>> begin
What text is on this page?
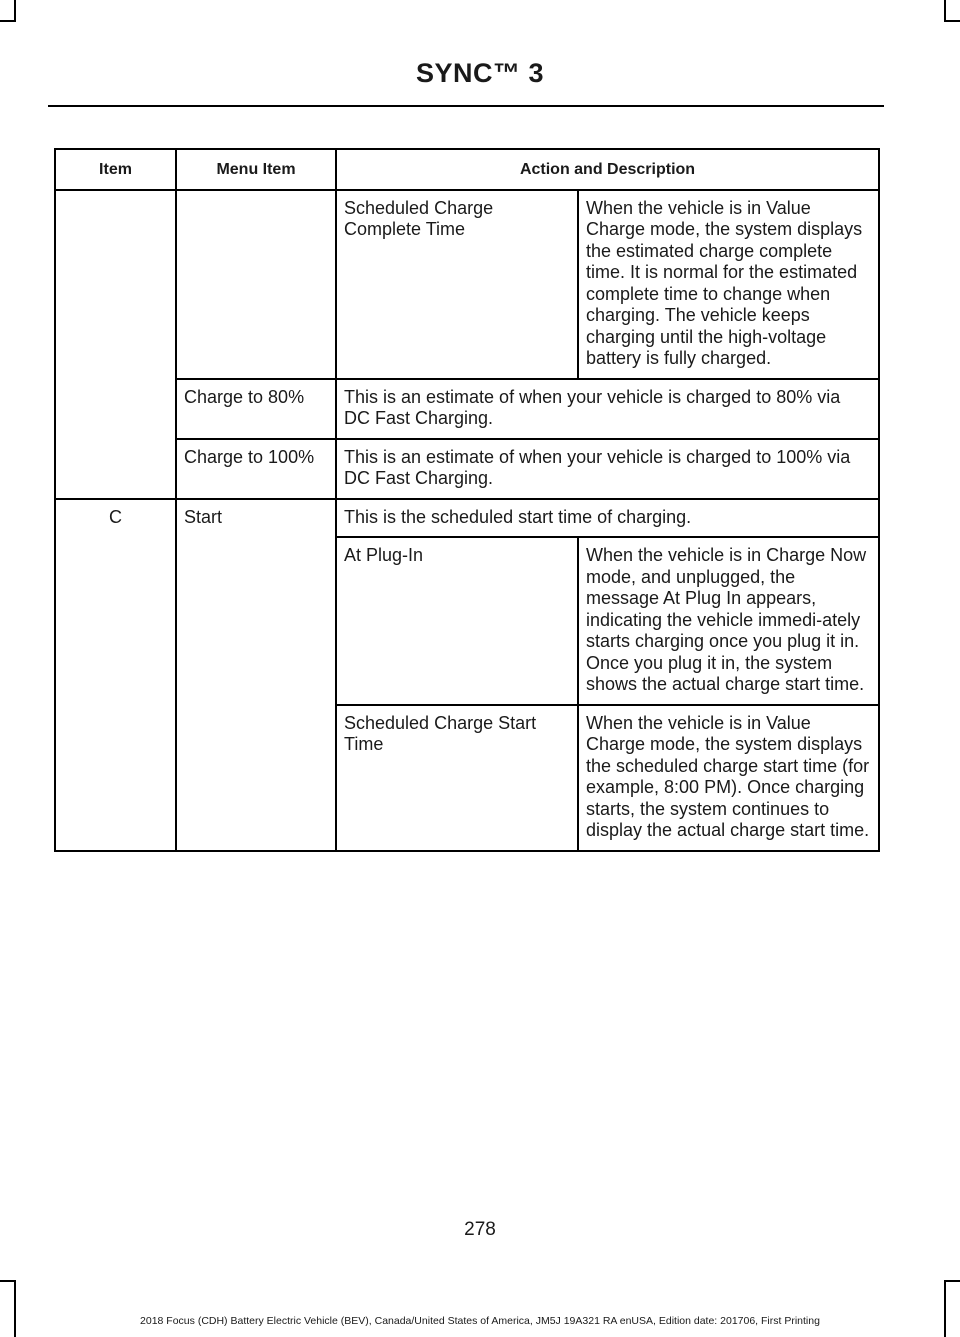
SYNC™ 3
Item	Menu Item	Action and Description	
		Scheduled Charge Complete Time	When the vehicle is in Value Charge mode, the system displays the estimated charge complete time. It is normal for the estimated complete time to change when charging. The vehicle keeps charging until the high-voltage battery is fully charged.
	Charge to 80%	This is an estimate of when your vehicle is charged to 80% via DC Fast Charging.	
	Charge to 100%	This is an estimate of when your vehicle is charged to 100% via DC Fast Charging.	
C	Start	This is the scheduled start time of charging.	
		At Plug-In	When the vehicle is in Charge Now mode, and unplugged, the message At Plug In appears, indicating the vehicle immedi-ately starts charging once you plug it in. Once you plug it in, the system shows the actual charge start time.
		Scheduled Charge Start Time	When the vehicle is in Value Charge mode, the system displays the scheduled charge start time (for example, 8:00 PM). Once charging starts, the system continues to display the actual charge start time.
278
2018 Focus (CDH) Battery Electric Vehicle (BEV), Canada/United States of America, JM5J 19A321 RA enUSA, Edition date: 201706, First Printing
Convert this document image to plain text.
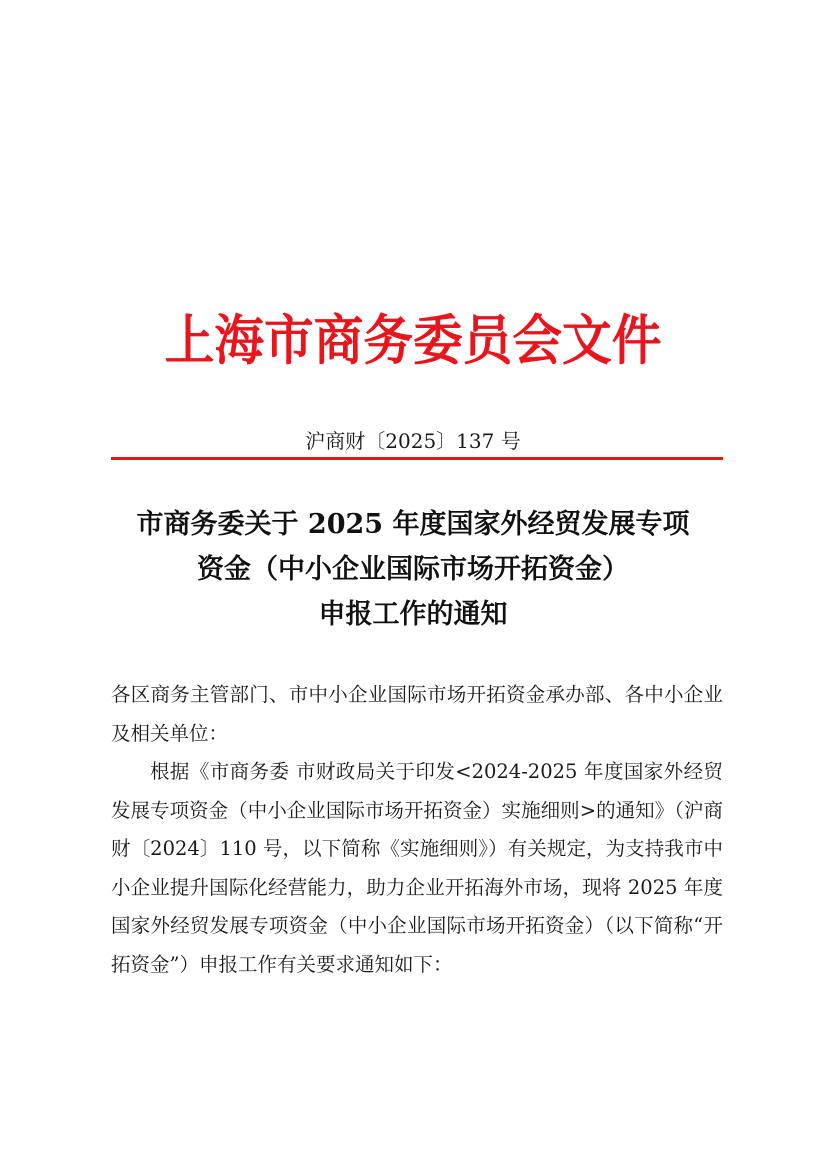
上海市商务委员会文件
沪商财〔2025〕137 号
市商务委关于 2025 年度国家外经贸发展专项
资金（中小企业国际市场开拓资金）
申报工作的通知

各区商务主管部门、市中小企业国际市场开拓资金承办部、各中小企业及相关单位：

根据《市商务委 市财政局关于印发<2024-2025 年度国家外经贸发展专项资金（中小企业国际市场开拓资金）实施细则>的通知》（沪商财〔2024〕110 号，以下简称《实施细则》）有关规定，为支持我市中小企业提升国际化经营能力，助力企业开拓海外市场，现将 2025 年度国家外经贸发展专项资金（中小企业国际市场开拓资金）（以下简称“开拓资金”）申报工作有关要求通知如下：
>> end
>> begin
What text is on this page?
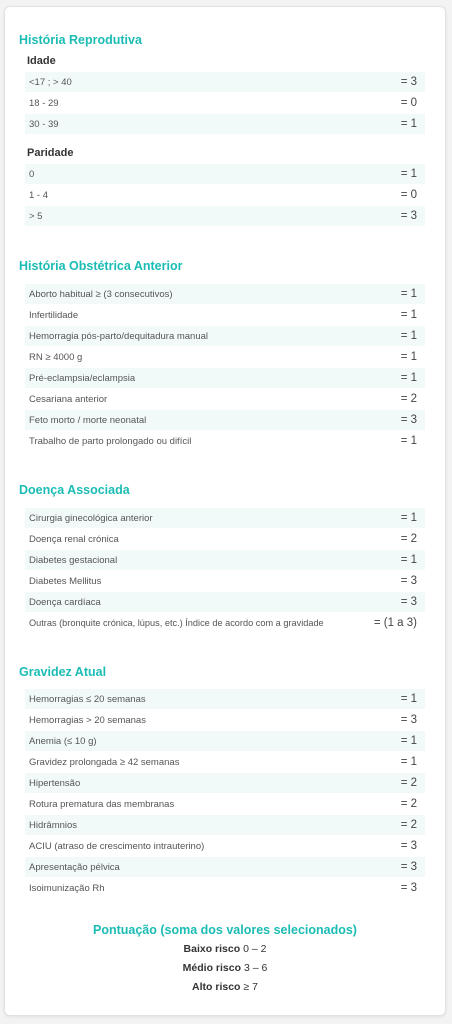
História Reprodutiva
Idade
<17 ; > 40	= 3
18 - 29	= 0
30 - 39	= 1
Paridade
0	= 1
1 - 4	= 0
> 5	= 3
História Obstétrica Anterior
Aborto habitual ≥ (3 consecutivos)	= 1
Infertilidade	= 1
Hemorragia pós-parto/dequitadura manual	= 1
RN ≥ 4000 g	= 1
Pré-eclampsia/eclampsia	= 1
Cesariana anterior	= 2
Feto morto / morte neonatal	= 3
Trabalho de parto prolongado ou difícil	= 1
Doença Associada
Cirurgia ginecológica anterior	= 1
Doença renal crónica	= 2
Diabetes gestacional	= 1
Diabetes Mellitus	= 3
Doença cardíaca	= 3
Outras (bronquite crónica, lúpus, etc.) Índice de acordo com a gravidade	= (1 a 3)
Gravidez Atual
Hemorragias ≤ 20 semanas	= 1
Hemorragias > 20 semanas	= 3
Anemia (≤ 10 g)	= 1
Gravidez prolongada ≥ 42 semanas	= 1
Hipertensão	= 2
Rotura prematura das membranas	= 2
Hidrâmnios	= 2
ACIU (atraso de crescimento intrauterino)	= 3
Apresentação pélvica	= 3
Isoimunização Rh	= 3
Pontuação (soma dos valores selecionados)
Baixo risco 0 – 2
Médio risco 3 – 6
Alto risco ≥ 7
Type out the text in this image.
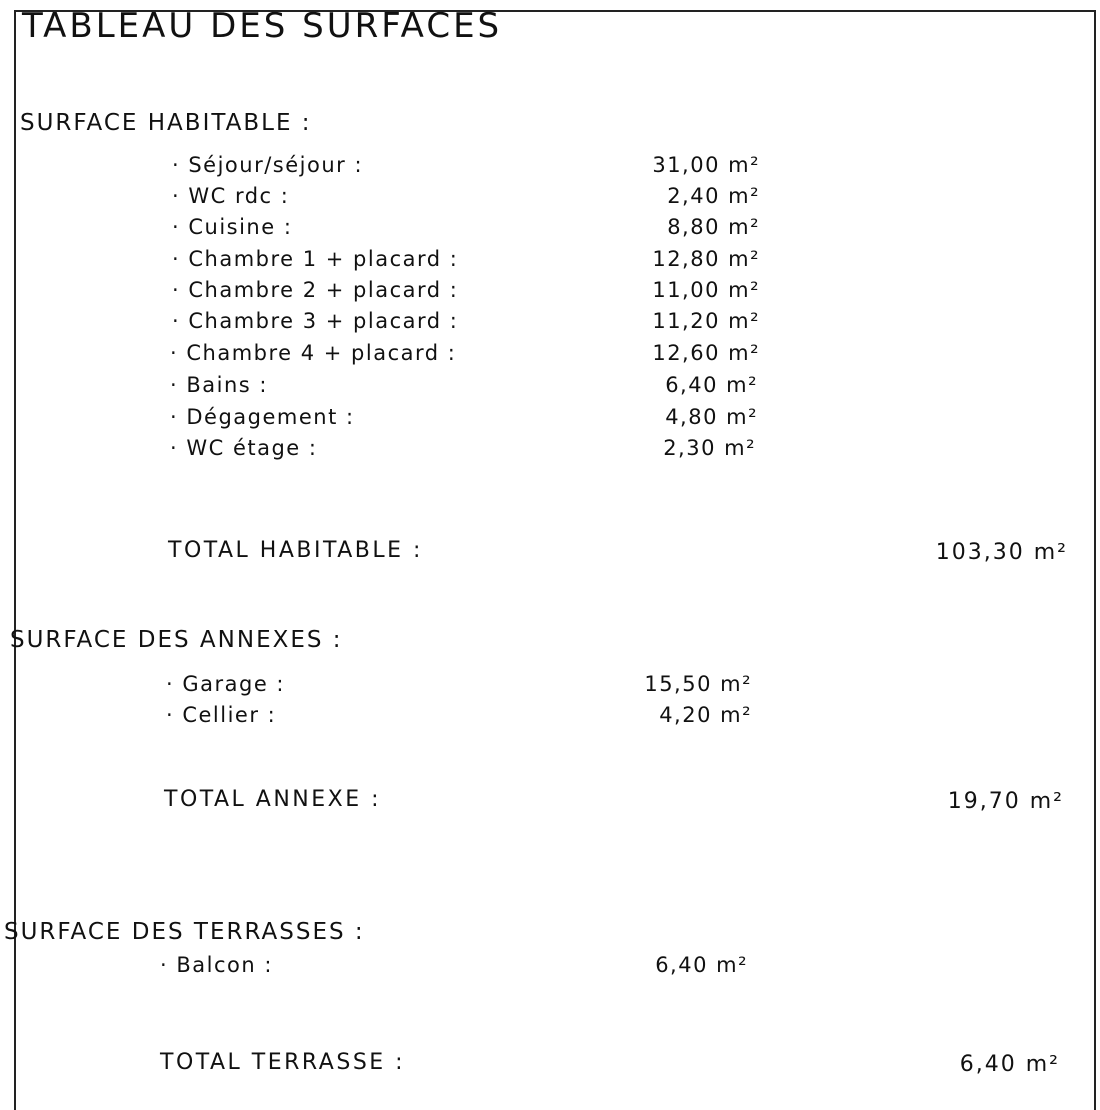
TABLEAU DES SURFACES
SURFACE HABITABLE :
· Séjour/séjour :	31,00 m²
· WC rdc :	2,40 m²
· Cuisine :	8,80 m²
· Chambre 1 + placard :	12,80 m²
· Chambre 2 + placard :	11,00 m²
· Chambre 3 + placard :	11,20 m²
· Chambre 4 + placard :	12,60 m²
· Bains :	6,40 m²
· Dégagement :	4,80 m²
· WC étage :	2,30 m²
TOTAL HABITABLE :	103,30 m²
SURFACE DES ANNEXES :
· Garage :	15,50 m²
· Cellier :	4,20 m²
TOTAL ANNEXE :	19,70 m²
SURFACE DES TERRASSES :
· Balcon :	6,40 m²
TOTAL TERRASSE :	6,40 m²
>> end
>> begin
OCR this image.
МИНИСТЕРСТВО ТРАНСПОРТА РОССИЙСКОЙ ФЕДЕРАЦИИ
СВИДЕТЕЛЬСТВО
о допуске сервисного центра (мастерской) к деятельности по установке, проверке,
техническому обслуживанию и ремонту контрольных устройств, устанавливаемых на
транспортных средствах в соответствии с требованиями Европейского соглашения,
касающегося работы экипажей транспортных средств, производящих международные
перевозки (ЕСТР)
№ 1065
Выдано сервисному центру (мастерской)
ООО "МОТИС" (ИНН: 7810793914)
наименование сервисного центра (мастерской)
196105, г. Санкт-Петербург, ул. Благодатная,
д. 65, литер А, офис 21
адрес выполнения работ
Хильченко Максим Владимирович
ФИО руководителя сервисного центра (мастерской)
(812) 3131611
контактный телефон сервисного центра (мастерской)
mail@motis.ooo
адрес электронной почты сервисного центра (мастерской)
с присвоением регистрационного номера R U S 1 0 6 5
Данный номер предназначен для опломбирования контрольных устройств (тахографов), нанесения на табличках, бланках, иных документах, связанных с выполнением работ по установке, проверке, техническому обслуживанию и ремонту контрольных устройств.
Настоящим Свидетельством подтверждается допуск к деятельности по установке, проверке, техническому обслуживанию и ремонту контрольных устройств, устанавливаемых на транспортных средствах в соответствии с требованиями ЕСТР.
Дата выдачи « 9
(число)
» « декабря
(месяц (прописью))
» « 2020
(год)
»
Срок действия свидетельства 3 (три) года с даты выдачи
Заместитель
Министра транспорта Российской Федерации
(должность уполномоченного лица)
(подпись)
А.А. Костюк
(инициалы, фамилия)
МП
>> end
● REQUIREMENT
In the listing above, locate each line with "ЕСТР" and copy it.

● ANSWER BELOW
перевозки (ЕСТР)
Настоящим Свидетельством подтверждается допуск к деятельности по установке, проверке, техническому обслуживанию и ремонту контрольных устройств, устанавливаемых на транспортных средствах в соответствии с требованиями ЕСТР.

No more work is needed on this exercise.